**Instructions for the task**: Locate the lines of the listing below that hold "source", then copy each of them.

**Task inputs**:

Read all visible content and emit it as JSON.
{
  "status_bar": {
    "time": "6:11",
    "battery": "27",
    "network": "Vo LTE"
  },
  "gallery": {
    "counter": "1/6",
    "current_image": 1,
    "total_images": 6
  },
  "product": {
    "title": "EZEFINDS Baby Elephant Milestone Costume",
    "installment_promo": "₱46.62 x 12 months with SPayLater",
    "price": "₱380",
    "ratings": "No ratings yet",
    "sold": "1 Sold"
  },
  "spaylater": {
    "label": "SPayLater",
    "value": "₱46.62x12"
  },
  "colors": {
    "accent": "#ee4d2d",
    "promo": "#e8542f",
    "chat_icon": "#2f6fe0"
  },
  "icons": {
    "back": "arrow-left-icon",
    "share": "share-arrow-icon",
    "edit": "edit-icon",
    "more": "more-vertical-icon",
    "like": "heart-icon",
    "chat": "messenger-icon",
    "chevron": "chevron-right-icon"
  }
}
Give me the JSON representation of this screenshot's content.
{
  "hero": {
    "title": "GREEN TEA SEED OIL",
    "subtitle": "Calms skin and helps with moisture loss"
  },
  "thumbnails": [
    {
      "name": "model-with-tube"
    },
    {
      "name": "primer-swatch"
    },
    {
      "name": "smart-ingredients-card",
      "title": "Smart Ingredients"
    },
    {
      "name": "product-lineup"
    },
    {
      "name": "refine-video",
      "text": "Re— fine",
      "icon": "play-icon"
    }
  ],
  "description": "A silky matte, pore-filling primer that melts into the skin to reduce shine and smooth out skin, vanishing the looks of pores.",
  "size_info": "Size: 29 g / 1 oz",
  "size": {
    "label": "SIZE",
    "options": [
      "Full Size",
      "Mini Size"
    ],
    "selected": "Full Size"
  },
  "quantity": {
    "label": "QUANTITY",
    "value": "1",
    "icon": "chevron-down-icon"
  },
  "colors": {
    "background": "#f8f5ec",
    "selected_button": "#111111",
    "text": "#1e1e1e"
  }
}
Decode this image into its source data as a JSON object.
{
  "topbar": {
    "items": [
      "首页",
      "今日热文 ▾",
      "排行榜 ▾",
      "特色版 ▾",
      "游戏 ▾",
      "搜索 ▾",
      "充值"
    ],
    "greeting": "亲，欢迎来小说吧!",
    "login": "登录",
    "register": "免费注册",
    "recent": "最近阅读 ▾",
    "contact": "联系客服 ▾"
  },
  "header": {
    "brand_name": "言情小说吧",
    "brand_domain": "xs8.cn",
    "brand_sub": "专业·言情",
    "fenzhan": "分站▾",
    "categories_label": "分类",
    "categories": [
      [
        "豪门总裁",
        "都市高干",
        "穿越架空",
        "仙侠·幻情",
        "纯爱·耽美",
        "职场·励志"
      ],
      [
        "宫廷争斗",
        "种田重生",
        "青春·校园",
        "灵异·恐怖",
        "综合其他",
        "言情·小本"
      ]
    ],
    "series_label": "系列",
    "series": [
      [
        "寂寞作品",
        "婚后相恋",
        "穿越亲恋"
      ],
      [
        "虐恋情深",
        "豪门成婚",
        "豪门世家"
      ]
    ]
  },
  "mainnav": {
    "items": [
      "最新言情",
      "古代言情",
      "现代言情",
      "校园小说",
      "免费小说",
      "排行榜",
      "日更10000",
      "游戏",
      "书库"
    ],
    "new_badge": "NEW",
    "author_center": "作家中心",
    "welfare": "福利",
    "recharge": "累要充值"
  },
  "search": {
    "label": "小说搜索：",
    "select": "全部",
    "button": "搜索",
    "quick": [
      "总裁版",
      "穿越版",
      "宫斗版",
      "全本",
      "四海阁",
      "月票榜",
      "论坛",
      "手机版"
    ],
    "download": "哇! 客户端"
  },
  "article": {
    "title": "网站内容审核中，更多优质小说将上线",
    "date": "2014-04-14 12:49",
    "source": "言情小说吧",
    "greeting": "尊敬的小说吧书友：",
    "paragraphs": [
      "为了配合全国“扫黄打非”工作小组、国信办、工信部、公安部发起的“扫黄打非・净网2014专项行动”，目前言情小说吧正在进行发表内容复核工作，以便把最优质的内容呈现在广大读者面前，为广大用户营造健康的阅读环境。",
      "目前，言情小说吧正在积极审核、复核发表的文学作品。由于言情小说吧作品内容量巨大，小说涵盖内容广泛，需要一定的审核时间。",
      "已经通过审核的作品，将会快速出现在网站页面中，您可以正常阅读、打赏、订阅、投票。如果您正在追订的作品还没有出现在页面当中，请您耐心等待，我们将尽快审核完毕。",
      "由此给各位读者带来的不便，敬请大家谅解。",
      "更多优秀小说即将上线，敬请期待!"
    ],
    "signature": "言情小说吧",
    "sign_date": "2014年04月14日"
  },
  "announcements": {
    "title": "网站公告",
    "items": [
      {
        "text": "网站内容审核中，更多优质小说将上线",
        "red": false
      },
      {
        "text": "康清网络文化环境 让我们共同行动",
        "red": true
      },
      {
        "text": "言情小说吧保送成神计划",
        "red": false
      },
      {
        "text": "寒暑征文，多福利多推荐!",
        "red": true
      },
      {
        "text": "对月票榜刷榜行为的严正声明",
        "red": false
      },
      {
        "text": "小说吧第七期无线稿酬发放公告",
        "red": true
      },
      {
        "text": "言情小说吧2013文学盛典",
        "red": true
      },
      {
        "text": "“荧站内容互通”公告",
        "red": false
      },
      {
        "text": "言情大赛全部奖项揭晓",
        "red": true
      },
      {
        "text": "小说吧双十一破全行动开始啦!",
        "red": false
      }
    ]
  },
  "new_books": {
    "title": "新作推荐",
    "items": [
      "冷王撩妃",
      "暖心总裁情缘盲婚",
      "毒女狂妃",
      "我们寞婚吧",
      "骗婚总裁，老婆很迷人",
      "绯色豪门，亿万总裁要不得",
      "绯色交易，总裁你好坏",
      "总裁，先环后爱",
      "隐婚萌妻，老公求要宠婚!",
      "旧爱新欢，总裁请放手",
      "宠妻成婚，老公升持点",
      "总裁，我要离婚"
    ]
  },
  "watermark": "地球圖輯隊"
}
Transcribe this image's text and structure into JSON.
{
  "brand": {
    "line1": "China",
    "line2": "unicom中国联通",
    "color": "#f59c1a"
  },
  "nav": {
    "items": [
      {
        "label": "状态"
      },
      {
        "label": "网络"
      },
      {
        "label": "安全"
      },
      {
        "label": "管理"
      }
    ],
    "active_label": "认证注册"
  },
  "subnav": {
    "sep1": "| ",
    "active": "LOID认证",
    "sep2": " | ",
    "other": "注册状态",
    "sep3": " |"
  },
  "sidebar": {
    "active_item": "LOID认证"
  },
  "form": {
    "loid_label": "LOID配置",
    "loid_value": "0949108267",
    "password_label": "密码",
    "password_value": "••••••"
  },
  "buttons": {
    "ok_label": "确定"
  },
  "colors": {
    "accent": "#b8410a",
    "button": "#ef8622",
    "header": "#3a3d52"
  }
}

...

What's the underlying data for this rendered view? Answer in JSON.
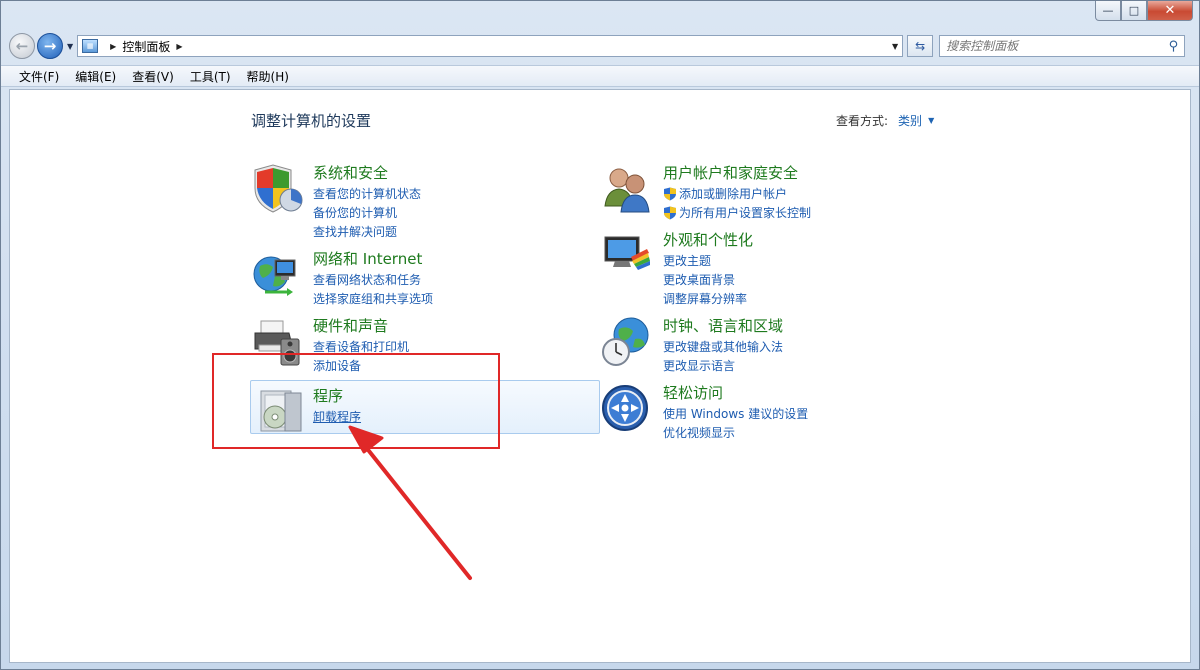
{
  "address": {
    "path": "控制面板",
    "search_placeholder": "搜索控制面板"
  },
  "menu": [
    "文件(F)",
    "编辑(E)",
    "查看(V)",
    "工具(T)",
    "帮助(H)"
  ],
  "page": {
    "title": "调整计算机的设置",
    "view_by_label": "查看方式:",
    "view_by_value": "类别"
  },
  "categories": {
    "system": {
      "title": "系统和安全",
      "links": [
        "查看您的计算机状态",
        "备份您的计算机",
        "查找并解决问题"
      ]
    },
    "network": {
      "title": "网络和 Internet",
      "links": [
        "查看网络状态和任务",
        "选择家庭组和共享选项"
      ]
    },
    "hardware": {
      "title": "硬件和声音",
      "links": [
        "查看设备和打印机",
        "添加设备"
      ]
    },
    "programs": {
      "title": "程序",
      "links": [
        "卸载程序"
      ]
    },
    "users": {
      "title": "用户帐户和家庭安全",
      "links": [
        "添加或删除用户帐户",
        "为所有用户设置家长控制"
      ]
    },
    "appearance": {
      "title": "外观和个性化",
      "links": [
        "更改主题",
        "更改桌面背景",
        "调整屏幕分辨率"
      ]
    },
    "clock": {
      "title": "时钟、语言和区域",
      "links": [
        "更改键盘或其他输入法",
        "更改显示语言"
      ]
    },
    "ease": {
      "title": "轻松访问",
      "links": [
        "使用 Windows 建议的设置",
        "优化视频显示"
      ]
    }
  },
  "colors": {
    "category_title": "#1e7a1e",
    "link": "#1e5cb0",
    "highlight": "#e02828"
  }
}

**Output for this exercise**:
Decode this image into its source data as a JSON object.
    "source": "言情小说吧",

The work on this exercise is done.